INSTRUCTION
Transcribe every line of the listing below without any deviation.

SUPPLIED RECORDS
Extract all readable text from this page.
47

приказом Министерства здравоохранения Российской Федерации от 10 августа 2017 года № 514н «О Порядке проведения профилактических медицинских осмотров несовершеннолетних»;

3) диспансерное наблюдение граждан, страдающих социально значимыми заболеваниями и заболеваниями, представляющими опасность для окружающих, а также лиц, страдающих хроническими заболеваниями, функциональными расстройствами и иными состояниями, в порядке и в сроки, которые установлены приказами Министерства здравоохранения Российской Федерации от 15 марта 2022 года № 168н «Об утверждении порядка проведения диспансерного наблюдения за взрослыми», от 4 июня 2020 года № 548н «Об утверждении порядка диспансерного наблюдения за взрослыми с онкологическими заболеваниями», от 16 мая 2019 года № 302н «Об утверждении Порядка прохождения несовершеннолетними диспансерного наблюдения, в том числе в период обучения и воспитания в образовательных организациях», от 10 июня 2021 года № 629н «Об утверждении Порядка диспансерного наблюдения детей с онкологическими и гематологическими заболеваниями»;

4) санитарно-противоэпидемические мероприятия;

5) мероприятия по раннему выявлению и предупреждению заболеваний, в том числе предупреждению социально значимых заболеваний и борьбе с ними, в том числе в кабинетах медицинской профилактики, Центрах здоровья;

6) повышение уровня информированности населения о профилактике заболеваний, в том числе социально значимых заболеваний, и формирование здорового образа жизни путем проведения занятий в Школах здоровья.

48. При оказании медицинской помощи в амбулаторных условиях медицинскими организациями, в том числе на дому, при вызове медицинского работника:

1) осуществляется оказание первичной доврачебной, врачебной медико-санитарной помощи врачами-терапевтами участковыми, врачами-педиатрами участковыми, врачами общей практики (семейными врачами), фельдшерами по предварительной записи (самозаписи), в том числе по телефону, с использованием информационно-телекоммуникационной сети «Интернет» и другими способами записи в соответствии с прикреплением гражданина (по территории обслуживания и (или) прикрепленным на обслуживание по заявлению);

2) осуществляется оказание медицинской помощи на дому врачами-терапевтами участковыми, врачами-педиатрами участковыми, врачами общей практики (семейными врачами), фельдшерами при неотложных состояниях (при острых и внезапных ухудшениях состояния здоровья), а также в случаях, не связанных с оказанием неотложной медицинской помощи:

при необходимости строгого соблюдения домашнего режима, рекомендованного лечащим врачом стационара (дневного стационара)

ANSWER FOR THE TASK
Extract all readable text from this page.
47

приказом Министерства здравоохранения Российской Федерации от 10 августа 2017 года № 514н «О Порядке проведения профилактических медицинских осмотров несовершеннолетних»;

3) диспансерное наблюдение граждан, страдающих социально значимыми заболеваниями и заболеваниями, представляющими опасность для окружающих, а также лиц, страдающих хроническими заболеваниями, функциональными расстройствами и иными состояниями, в порядке и в сроки, которые установлены приказами Министерства здравоохранения Российской Федерации от 15 марта 2022 года № 168н «Об утверждении порядка проведения диспансерного наблюдения за взрослыми», от 4 июня 2020 года № 548н «Об утверждении порядка диспансерного наблюдения за взрослыми с онкологическими заболеваниями», от 16 мая 2019 года № 302н «Об утверждении Порядка прохождения несовершеннолетними диспансерного наблюдения, в том числе в период обучения и воспитания в образовательных организациях», от 10 июня 2021 года № 629н «Об утверждении Порядка диспансерного наблюдения детей с онкологическими и гематологическими заболеваниями»;

4) санитарно-противоэпидемические мероприятия;

5) мероприятия по раннему выявлению и предупреждению заболеваний, в том числе предупреждению социально значимых заболеваний и борьбе с ними, в том числе в кабинетах медицинской профилактики, Центрах здоровья;

6) повышение уровня информированности населения о профилактике заболеваний, в том числе социально значимых заболеваний, и формирование здорового образа жизни путем проведения занятий в Школах здоровья.

48. При оказании медицинской помощи в амбулаторных условиях медицинскими организациями, в том числе на дому, при вызове медицинского работника:

1) осуществляется оказание первичной доврачебной, врачебной медико-санитарной помощи врачами-терапевтами участковыми, врачами-педиатрами участковыми, врачами общей практики (семейными врачами), фельдшерами по предварительной записи (самозаписи), в том числе по телефону, с использованием информационно-телекоммуникационной сети «Интернет» и другими способами записи в соответствии с прикреплением гражданина (по территории обслуживания и (или) прикрепленным на обслуживание по заявлению);

2) осуществляется оказание медицинской помощи на дому врачами-терапевтами участковыми, врачами-педиатрами участковыми, врачами общей практики (семейными врачами), фельдшерами при неотложных состояниях (при острых и внезапных ухудшениях состояния здоровья), а также в случаях, не связанных с оказанием неотложной медицинской помощи:

при необходимости строгого соблюдения домашнего режима, рекомендованного лечащим врачом стационара (дневного стационара)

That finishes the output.